[START OF Given data]

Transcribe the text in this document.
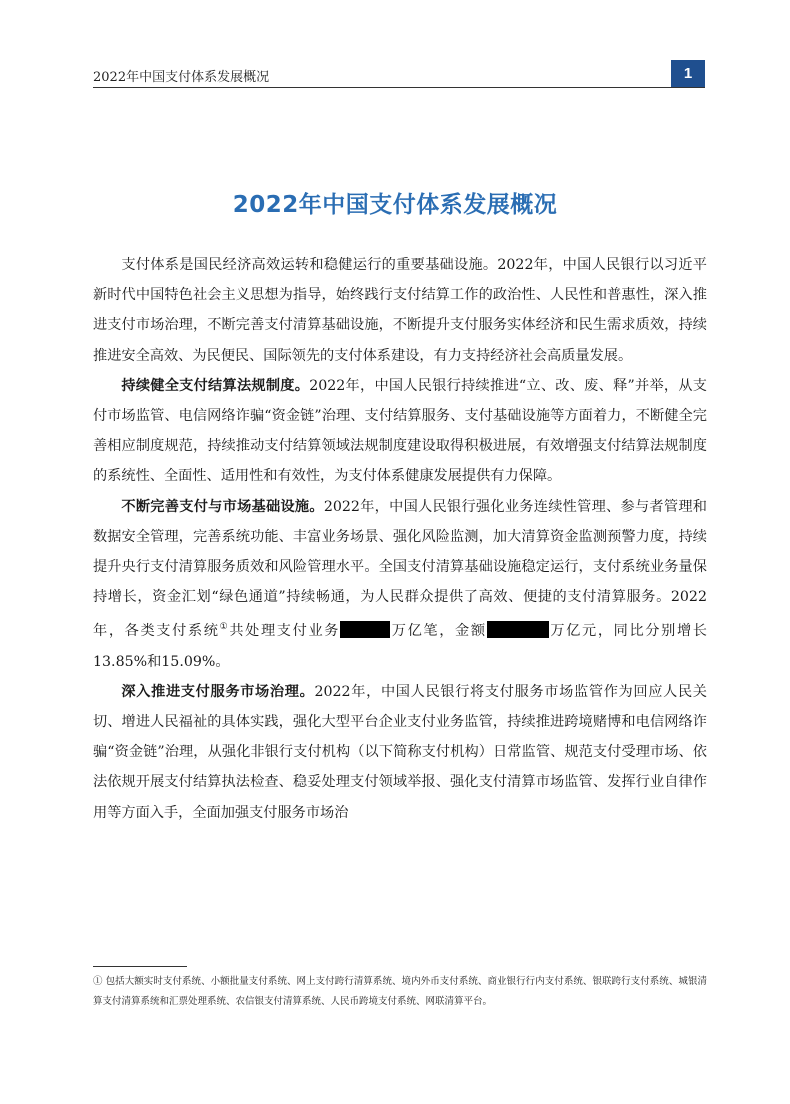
2022年中国支付体系发展概况	1
2022年中国支付体系发展概况

支付体系是国民经济高效运转和稳健运行的重要基础设施。2022年，中国人民银行以习近平新时代中国特色社会主义思想为指导，始终践行支付结算工作的政治性、人民性和普惠性，深入推进支付市场治理，不断完善支付清算基础设施，不断提升支付服务实体经济和民生需求质效，持续推进安全高效、为民便民、国际领先的支付体系建设，有力支持经济社会高质量发展。

持续健全支付结算法规制度。2022年，中国人民银行持续推进“立、改、废、释”并举，从支付市场监管、电信网络诈骗“资金链”治理、支付结算服务、支付基础设施等方面着力，不断健全完善相应制度规范，持续推动支付结算领域法规制度建设取得积极进展，有效增强支付结算法规制度的系统性、全面性、适用性和有效性，为支付体系健康发展提供有力保障。

不断完善支付与市场基础设施。2022年，中国人民银行强化业务连续性管理、参与者管理和数据安全管理，完善系统功能、丰富业务场景、强化风险监测，加大清算资金监测预警力度，持续提升央行支付清算服务质效和风险管理水平。全国支付清算基础设施稳定运行，支付系统业务量保持增长，资金汇划“绿色通道”持续畅通，为人民群众提供了高效、便捷的支付清算服务。2022年，各类支付系统①共处理支付业务	万亿笔，金额	万亿元，同比分别增长13.85%和15.09%。

深入推进支付服务市场治理。2022年，中国人民银行将支付服务市场监管作为回应人民关切、增进人民福祉的具体实践，强化大型平台企业支付业务监管，持续推进跨境赌博和电信网络诈骗“资金链”治理，从强化非银行支付机构（以下简称支付机构）日常监管、规范支付受理市场、依法依规开展支付结算执法检查、稳妥处理支付领域举报、强化支付清算市场监管、发挥行业自律作用等方面入手，全面加强支付服务市场治

① 包括大额实时支付系统、小额批量支付系统、网上支付跨行清算系统、境内外币支付系统、商业银行行内支付系统、银联跨行支付系统、城银清算支付清算系统和汇票处理系统、农信银支付清算系统、人民币跨境支付系统、网联清算平台。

[END OF Given data]

Quote the entries above word for word. Leave the images out.

◆ Correct answer:
Transcribe the text in this document.
2022年中国支付体系发展概况	1
2022年中国支付体系发展概况

支付体系是国民经济高效运转和稳健运行的重要基础设施。2022年，中国人民银行以习近平新时代中国特色社会主义思想为指导，始终践行支付结算工作的政治性、人民性和普惠性，深入推进支付市场治理，不断完善支付清算基础设施，不断提升支付服务实体经济和民生需求质效，持续推进安全高效、为民便民、国际领先的支付体系建设，有力支持经济社会高质量发展。

持续健全支付结算法规制度。2022年，中国人民银行持续推进“立、改、废、释”并举，从支付市场监管、电信网络诈骗“资金链”治理、支付结算服务、支付基础设施等方面着力，不断健全完善相应制度规范，持续推动支付结算领域法规制度建设取得积极进展，有效增强支付结算法规制度的系统性、全面性、适用性和有效性，为支付体系健康发展提供有力保障。

不断完善支付与市场基础设施。2022年，中国人民银行强化业务连续性管理、参与者管理和数据安全管理，完善系统功能、丰富业务场景、强化风险监测，加大清算资金监测预警力度，持续提升央行支付清算服务质效和风险管理水平。全国支付清算基础设施稳定运行，支付系统业务量保持增长，资金汇划“绿色通道”持续畅通，为人民群众提供了高效、便捷的支付清算服务。2022年，各类支付系统①共处理支付业务	万亿笔，金额	万亿元，同比分别增长13.85%和15.09%。

深入推进支付服务市场治理。2022年，中国人民银行将支付服务市场监管作为回应人民关切、增进人民福祉的具体实践，强化大型平台企业支付业务监管，持续推进跨境赌博和电信网络诈骗“资金链”治理，从强化非银行支付机构（以下简称支付机构）日常监管、规范支付受理市场、依法依规开展支付结算执法检查、稳妥处理支付领域举报、强化支付清算市场监管、发挥行业自律作用等方面入手，全面加强支付服务市场治

① 包括大额实时支付系统、小额批量支付系统、网上支付跨行清算系统、境内外币支付系统、商业银行行内支付系统、银联跨行支付系统、城银清算支付清算系统和汇票处理系统、农信银支付清算系统、人民币跨境支付系统、网联清算平台。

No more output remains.